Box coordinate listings
⟨

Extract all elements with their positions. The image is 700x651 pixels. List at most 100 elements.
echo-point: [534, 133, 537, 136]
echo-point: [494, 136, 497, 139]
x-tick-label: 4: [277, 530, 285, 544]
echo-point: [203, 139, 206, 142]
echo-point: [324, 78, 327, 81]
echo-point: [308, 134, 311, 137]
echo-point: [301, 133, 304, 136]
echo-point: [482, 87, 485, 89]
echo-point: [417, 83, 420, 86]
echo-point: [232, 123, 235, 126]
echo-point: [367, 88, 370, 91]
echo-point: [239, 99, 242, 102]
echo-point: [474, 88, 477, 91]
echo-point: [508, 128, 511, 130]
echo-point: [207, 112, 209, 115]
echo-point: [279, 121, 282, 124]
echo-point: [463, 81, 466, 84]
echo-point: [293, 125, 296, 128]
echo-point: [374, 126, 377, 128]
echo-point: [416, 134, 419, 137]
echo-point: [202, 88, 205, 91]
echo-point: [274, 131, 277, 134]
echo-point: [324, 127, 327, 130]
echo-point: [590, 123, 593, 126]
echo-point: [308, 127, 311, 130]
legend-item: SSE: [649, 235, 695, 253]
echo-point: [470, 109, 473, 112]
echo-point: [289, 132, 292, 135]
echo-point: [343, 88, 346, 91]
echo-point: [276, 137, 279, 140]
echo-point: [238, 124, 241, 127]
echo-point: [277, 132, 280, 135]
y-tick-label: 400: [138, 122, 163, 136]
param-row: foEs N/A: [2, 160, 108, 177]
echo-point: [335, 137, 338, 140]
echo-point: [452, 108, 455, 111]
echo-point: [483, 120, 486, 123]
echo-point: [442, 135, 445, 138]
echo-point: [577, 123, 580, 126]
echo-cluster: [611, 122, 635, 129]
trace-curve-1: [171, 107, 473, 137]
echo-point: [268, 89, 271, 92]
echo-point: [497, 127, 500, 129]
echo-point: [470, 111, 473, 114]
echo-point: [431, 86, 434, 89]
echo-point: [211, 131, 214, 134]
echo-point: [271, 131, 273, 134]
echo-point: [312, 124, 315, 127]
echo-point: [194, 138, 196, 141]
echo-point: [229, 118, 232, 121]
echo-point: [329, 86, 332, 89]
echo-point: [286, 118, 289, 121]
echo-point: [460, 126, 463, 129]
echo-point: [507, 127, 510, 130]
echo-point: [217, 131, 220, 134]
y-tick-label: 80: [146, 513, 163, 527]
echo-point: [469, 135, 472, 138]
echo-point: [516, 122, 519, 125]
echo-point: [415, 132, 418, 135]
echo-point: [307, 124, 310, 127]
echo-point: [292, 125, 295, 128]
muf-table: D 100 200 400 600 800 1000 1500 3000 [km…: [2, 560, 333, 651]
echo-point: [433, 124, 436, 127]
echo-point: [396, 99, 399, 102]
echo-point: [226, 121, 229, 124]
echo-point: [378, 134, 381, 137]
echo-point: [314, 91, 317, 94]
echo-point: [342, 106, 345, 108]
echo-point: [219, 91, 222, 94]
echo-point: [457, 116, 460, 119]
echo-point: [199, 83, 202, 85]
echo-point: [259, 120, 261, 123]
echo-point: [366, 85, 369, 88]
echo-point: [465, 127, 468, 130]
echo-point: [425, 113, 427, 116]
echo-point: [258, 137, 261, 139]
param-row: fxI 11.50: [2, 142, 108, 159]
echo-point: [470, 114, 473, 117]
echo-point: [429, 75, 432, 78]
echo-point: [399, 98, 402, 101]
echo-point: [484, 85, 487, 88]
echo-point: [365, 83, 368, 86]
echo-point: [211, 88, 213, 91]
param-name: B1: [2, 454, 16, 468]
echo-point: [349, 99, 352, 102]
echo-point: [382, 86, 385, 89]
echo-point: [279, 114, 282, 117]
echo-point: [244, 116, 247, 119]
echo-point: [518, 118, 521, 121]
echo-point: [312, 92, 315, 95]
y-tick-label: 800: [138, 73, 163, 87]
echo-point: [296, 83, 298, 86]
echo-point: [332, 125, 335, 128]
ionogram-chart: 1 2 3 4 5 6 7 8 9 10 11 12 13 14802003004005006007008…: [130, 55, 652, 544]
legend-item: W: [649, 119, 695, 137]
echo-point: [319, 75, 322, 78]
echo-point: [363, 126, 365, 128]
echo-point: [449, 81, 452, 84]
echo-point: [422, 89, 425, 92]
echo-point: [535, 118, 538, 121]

⟩

_Work to do_: Reproduce every item above line for line, keeping each character and coordinate unchanged.

_Exercise response_:
Extract all elements with their positions. The image is 700x651 pixels. List at most 100 elements.
echo-point: [534, 133, 537, 136]
echo-point: [494, 136, 497, 139]
x-tick-label: 4: [277, 530, 285, 544]
echo-point: [203, 139, 206, 142]
echo-point: [324, 78, 327, 81]
echo-point: [308, 134, 311, 137]
echo-point: [301, 133, 304, 136]
echo-point: [482, 87, 485, 89]
echo-point: [417, 83, 420, 86]
echo-point: [232, 123, 235, 126]
echo-point: [367, 88, 370, 91]
echo-point: [239, 99, 242, 102]
echo-point: [474, 88, 477, 91]
echo-point: [508, 128, 511, 130]
echo-point: [207, 112, 209, 115]
echo-point: [279, 121, 282, 124]
echo-point: [463, 81, 466, 84]
echo-point: [293, 125, 296, 128]
echo-point: [374, 126, 377, 128]
echo-point: [416, 134, 419, 137]
echo-point: [202, 88, 205, 91]
echo-point: [274, 131, 277, 134]
echo-point: [324, 127, 327, 130]
echo-point: [590, 123, 593, 126]
echo-point: [308, 127, 311, 130]
legend-item: SSE: [649, 235, 695, 253]
echo-point: [470, 109, 473, 112]
echo-point: [289, 132, 292, 135]
echo-point: [343, 88, 346, 91]
echo-point: [276, 137, 279, 140]
echo-point: [238, 124, 241, 127]
echo-point: [277, 132, 280, 135]
y-tick-label: 400: [138, 122, 163, 136]
param-row: foEs N/A: [2, 160, 108, 177]
echo-point: [335, 137, 338, 140]
echo-point: [452, 108, 455, 111]
echo-point: [483, 120, 486, 123]
echo-point: [442, 135, 445, 138]
echo-point: [577, 123, 580, 126]
echo-cluster: [611, 122, 635, 129]
trace-curve-1: [171, 107, 473, 137]
echo-point: [268, 89, 271, 92]
echo-point: [497, 127, 500, 129]
echo-point: [470, 111, 473, 114]
echo-point: [431, 86, 434, 89]
echo-point: [211, 131, 214, 134]
echo-point: [271, 131, 273, 134]
echo-point: [312, 124, 315, 127]
echo-point: [194, 138, 196, 141]
echo-point: [229, 118, 232, 121]
echo-point: [329, 86, 332, 89]
echo-point: [286, 118, 289, 121]
echo-point: [460, 126, 463, 129]
echo-point: [507, 127, 510, 130]
echo-point: [217, 131, 220, 134]
y-tick-label: 80: [146, 513, 163, 527]
echo-point: [469, 135, 472, 138]
echo-point: [516, 122, 519, 125]
echo-point: [415, 132, 418, 135]
echo-point: [307, 124, 310, 127]
echo-point: [292, 125, 295, 128]
muf-table: D 100 200 400 600 800 1000 1500 3000 [km…: [2, 560, 333, 651]
echo-point: [433, 124, 436, 127]
echo-point: [396, 99, 399, 102]
echo-point: [226, 121, 229, 124]
echo-point: [378, 134, 381, 137]
echo-point: [314, 91, 317, 94]
echo-point: [342, 106, 345, 108]
echo-point: [219, 91, 222, 94]
echo-point: [457, 116, 460, 119]
echo-point: [199, 83, 202, 85]
echo-point: [259, 120, 261, 123]
echo-point: [366, 85, 369, 88]
echo-point: [465, 127, 468, 130]
echo-point: [425, 113, 427, 116]
echo-point: [258, 137, 261, 139]
param-row: fxI 11.50: [2, 142, 108, 159]
echo-point: [470, 114, 473, 117]
echo-point: [429, 75, 432, 78]
echo-point: [399, 98, 402, 101]
echo-point: [484, 85, 487, 88]
echo-point: [365, 83, 368, 86]
echo-point: [211, 88, 213, 91]
param-name: B1: [2, 454, 16, 468]
echo-point: [349, 99, 352, 102]
echo-point: [382, 86, 385, 89]
echo-point: [279, 114, 282, 117]
echo-point: [244, 116, 247, 119]
echo-point: [518, 118, 521, 121]
echo-point: [312, 92, 315, 95]
y-tick-label: 800: [138, 73, 163, 87]
echo-point: [296, 83, 298, 86]
echo-point: [332, 125, 335, 128]
ionogram-chart: 1 2 3 4 5 6 7 8 9 10 11 12 13 14802003004005006007008…: [130, 55, 652, 544]
legend-item: W: [649, 119, 695, 137]
echo-point: [319, 75, 322, 78]
echo-point: [363, 126, 365, 128]
echo-point: [449, 81, 452, 84]
echo-point: [422, 89, 425, 92]
echo-point: [535, 118, 538, 121]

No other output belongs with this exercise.